_RECORDS TO PROCESS:_
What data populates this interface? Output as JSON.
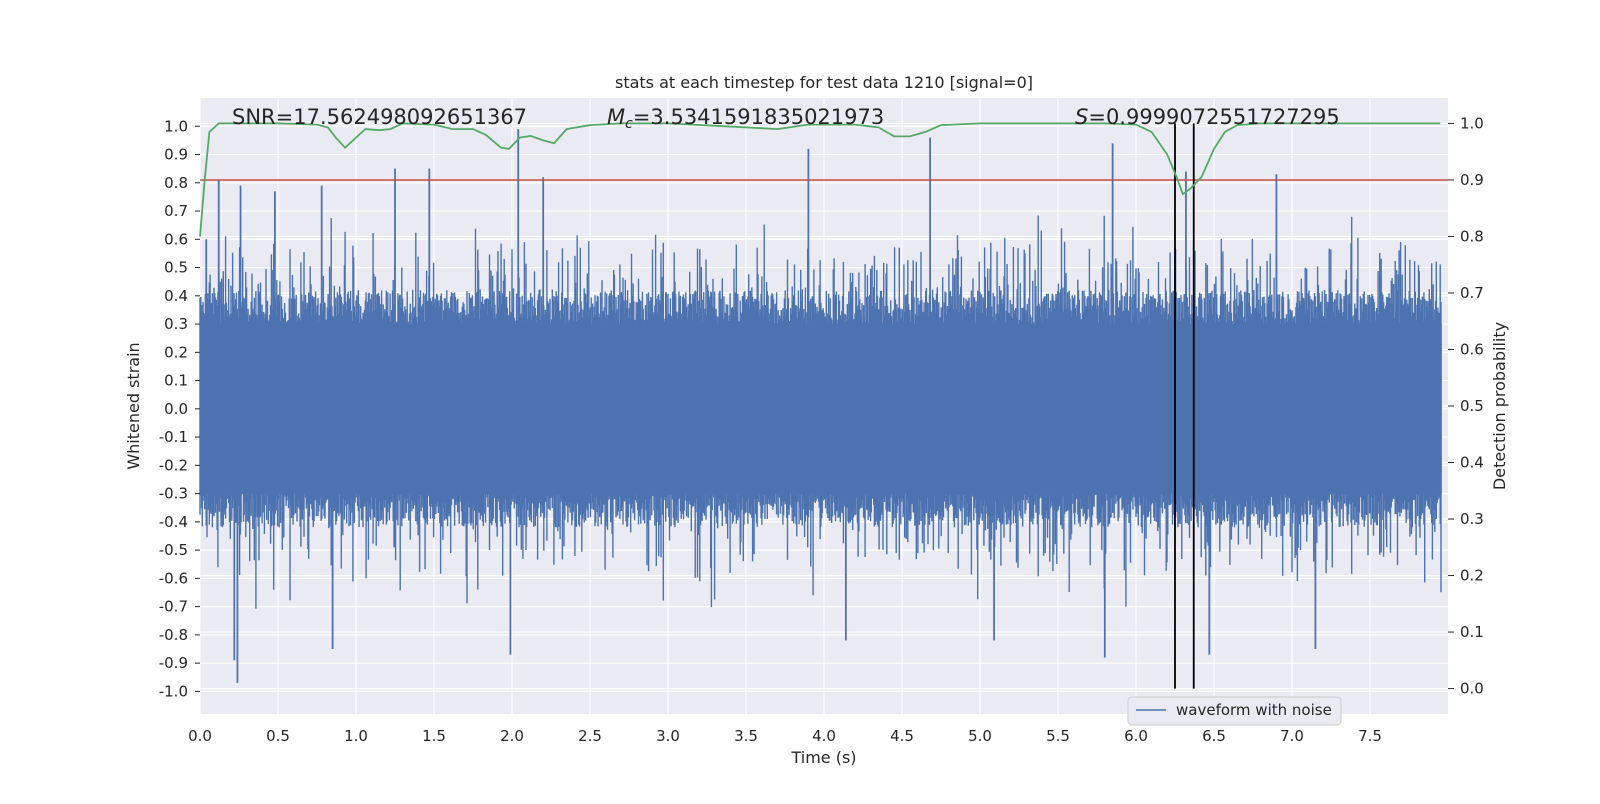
{
  "chart_data": {
    "type": "line",
    "title": "stats at each timestep for test data 1210 [signal=0]",
    "xlabel": "Time (s)",
    "ylabel": "Whitened strain",
    "y2label": "Detection probability",
    "xlim": [
      0.0,
      8.0
    ],
    "ylim": [
      -1.08,
      1.1
    ],
    "y2lim": [
      -0.045,
      1.045
    ],
    "x_ticks": [
      "0.0",
      "0.5",
      "1.0",
      "1.5",
      "2.0",
      "2.5",
      "3.0",
      "3.5",
      "4.0",
      "4.5",
      "5.0",
      "5.5",
      "6.0",
      "6.5",
      "7.0",
      "7.5"
    ],
    "y_ticks": [
      "1.0",
      "0.9",
      "0.8",
      "0.7",
      "0.6",
      "0.5",
      "0.4",
      "0.3",
      "0.2",
      "0.1",
      "0.0",
      "-0.1",
      "-0.2",
      "-0.3",
      "-0.4",
      "-0.5",
      "-0.6",
      "-0.7",
      "-0.8",
      "-0.9",
      "-1.0"
    ],
    "y2_ticks": [
      "1.0",
      "0.9",
      "0.8",
      "0.7",
      "0.6",
      "0.5",
      "0.4",
      "0.3",
      "0.2",
      "0.1",
      "0.0"
    ],
    "grid": true,
    "annotations": {
      "snr": "SNR=17.562498092651367",
      "mc": "=3.5341591835021973",
      "mc_symbol": "M",
      "mc_sub": "c",
      "s": "=0.9999072551727295",
      "s_symbol": "S"
    },
    "threshold_line": {
      "value": 0.9,
      "axis": "right",
      "color": "#c44e52"
    },
    "vertical_lines": [
      6.25,
      6.37
    ],
    "series": [
      {
        "name": "waveform with noise",
        "axis": "left",
        "color": "#4c72b0",
        "sample_rate": 2048,
        "duration": 8.0,
        "notable_peaks": [
          {
            "x": 0.04,
            "y": 0.6
          },
          {
            "x": 0.12,
            "y": 0.81
          },
          {
            "x": 0.26,
            "y": 0.79
          },
          {
            "x": 0.48,
            "y": 0.77
          },
          {
            "x": 0.78,
            "y": 0.79
          },
          {
            "x": 1.25,
            "y": 0.85
          },
          {
            "x": 1.47,
            "y": 0.85
          },
          {
            "x": 2.04,
            "y": 0.99
          },
          {
            "x": 2.2,
            "y": 0.82
          },
          {
            "x": 3.9,
            "y": 0.92
          },
          {
            "x": 4.68,
            "y": 0.96
          },
          {
            "x": 5.85,
            "y": 0.94
          },
          {
            "x": 6.32,
            "y": 0.84
          },
          {
            "x": 6.9,
            "y": 0.83
          }
        ],
        "notable_troughs": [
          {
            "x": 0.24,
            "y": -0.97
          },
          {
            "x": 0.22,
            "y": -0.89
          },
          {
            "x": 0.85,
            "y": -0.85
          },
          {
            "x": 1.99,
            "y": -0.87
          },
          {
            "x": 4.14,
            "y": -0.82
          },
          {
            "x": 5.09,
            "y": -0.82
          },
          {
            "x": 5.8,
            "y": -0.88
          },
          {
            "x": 6.47,
            "y": -0.87
          },
          {
            "x": 7.15,
            "y": -0.85
          }
        ]
      },
      {
        "name": "detection probability",
        "axis": "right",
        "color": "#55a868",
        "x": [
          0.0,
          0.03,
          0.06,
          0.12,
          0.5,
          0.75,
          0.82,
          0.87,
          0.93,
          1.0,
          1.06,
          1.15,
          1.22,
          1.3,
          1.5,
          1.62,
          1.75,
          1.83,
          1.93,
          1.98,
          2.05,
          2.12,
          2.2,
          2.27,
          2.35,
          2.5,
          2.7,
          3.0,
          3.5,
          3.7,
          3.9,
          4.2,
          4.35,
          4.45,
          4.55,
          4.65,
          4.75,
          5.0,
          5.8,
          6.0,
          6.1,
          6.2,
          6.26,
          6.3,
          6.35,
          6.42,
          6.5,
          6.57,
          6.65,
          6.8,
          7.0,
          7.5,
          7.95
        ],
        "y": [
          0.8,
          0.9,
          0.985,
          1.0,
          1.0,
          0.998,
          0.993,
          0.975,
          0.957,
          0.975,
          0.99,
          0.988,
          0.99,
          1.0,
          0.998,
          0.99,
          0.99,
          0.98,
          0.957,
          0.955,
          0.975,
          0.978,
          0.97,
          0.965,
          0.99,
          0.997,
          1.0,
          1.0,
          0.993,
          0.99,
          0.998,
          0.998,
          0.993,
          0.977,
          0.977,
          0.985,
          0.997,
          1.0,
          1.0,
          0.998,
          0.985,
          0.945,
          0.905,
          0.875,
          0.885,
          0.905,
          0.955,
          0.985,
          0.997,
          1.0,
          1.0,
          1.0,
          1.0
        ]
      }
    ],
    "legend": {
      "entries": [
        "waveform with noise"
      ],
      "placement": "lower-right"
    }
  }
}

_EXERCISE DETAILS:_
Only the number is wanted: how many lines in the entries above contain the word "right"?

_EXERCISE ANSWER:_
3